------ SOURCE RECORDS ------

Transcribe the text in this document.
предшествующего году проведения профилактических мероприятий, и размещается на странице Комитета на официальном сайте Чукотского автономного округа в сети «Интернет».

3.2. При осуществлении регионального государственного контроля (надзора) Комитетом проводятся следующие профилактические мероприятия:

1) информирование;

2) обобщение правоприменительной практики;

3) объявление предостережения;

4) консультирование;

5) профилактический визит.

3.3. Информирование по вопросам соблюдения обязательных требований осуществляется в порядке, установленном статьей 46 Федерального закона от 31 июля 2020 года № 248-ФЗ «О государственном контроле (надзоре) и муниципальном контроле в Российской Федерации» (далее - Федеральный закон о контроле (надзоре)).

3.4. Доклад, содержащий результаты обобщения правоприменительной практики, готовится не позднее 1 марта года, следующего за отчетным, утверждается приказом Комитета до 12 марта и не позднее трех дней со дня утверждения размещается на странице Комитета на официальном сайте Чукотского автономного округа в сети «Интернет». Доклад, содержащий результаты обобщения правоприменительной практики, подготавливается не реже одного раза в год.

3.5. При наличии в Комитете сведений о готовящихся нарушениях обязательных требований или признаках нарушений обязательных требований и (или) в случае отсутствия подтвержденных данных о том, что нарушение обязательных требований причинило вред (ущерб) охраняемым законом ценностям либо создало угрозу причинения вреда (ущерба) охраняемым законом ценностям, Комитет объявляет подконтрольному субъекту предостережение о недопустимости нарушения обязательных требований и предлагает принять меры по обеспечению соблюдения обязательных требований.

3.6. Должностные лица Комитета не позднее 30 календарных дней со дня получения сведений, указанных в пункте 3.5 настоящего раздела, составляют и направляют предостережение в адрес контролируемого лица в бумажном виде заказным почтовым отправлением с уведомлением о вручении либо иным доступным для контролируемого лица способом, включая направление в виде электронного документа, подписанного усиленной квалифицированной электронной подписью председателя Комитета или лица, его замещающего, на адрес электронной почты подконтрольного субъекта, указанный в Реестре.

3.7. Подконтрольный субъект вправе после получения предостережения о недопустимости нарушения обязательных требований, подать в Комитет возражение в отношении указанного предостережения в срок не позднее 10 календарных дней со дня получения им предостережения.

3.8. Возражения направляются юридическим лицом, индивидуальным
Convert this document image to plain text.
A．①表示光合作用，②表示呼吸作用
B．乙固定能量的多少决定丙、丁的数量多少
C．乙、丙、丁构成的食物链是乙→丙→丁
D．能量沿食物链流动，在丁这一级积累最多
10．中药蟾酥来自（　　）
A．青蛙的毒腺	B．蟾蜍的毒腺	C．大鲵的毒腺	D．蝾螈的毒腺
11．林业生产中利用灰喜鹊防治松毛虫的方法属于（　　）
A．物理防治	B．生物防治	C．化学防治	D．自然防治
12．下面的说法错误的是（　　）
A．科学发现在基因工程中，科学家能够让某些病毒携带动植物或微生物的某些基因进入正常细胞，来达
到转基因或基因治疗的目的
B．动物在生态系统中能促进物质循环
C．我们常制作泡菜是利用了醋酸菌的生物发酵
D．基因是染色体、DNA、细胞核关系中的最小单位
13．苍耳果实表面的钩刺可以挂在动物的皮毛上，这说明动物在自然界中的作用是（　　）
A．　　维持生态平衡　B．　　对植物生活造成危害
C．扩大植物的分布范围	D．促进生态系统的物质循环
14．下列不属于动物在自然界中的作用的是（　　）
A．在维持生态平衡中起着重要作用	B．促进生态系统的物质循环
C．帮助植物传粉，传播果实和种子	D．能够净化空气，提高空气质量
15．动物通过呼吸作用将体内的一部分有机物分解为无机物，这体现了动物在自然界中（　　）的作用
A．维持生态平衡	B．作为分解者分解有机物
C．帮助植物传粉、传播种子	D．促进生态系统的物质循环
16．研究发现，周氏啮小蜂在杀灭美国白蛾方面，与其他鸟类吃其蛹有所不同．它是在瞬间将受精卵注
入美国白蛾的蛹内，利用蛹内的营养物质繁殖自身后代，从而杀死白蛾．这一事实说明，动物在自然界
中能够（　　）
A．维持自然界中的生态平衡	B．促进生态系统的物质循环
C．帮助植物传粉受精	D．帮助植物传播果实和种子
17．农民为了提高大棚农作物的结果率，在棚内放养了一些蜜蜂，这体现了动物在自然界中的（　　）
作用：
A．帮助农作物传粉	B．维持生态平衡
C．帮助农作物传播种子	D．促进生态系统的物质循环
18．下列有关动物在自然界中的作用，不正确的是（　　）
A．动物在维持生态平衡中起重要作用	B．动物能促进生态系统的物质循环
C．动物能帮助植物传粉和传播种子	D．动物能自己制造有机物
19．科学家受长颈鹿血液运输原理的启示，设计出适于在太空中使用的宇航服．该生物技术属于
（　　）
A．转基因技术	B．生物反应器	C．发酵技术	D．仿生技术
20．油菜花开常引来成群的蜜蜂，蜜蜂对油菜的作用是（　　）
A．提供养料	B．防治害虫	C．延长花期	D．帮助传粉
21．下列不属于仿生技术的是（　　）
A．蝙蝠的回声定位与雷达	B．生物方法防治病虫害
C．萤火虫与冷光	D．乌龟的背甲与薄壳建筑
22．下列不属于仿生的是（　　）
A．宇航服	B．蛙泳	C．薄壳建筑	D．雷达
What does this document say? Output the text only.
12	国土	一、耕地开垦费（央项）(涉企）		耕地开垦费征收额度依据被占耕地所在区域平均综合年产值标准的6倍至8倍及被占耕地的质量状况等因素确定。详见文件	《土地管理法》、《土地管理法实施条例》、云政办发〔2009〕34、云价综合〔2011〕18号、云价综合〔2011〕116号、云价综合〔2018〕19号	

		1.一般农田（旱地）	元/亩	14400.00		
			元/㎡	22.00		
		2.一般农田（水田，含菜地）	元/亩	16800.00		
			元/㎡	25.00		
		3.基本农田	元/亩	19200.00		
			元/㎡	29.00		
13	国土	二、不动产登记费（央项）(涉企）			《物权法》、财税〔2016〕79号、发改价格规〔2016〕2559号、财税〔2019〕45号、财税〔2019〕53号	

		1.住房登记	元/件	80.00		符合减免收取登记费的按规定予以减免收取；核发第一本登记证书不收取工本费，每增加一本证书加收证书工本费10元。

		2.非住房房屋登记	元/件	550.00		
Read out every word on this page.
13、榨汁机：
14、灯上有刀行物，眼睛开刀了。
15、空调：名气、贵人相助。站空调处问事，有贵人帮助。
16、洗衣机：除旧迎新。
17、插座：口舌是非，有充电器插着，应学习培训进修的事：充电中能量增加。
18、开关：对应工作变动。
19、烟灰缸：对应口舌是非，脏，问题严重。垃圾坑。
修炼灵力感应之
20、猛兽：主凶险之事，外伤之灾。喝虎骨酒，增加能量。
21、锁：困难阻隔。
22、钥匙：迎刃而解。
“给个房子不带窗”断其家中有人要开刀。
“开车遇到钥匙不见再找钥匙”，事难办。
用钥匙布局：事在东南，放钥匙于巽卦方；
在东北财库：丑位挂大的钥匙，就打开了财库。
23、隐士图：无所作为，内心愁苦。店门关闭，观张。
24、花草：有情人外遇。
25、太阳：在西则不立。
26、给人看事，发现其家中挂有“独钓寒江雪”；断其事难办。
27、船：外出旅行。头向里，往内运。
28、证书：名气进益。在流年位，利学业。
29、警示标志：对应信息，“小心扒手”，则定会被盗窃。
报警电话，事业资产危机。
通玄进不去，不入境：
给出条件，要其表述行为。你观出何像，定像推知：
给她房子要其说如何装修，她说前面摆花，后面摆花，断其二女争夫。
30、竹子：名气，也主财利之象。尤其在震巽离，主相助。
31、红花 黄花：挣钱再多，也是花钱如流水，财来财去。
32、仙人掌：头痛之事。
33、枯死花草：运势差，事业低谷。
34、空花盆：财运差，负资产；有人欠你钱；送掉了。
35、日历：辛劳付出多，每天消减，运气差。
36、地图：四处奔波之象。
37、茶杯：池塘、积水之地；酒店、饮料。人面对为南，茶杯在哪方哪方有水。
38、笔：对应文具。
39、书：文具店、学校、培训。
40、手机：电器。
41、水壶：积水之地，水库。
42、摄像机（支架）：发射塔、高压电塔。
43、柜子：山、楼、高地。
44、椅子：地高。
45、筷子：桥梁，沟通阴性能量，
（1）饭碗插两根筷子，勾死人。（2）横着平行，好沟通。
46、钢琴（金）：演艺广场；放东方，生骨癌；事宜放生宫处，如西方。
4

------

For each line in the data above that contains the string "this", extract the line.

RESULT:
Transcribe the text in this document.
Convert this document image to plain text.
What does this document say? Output the text only.
Read out every word on this page.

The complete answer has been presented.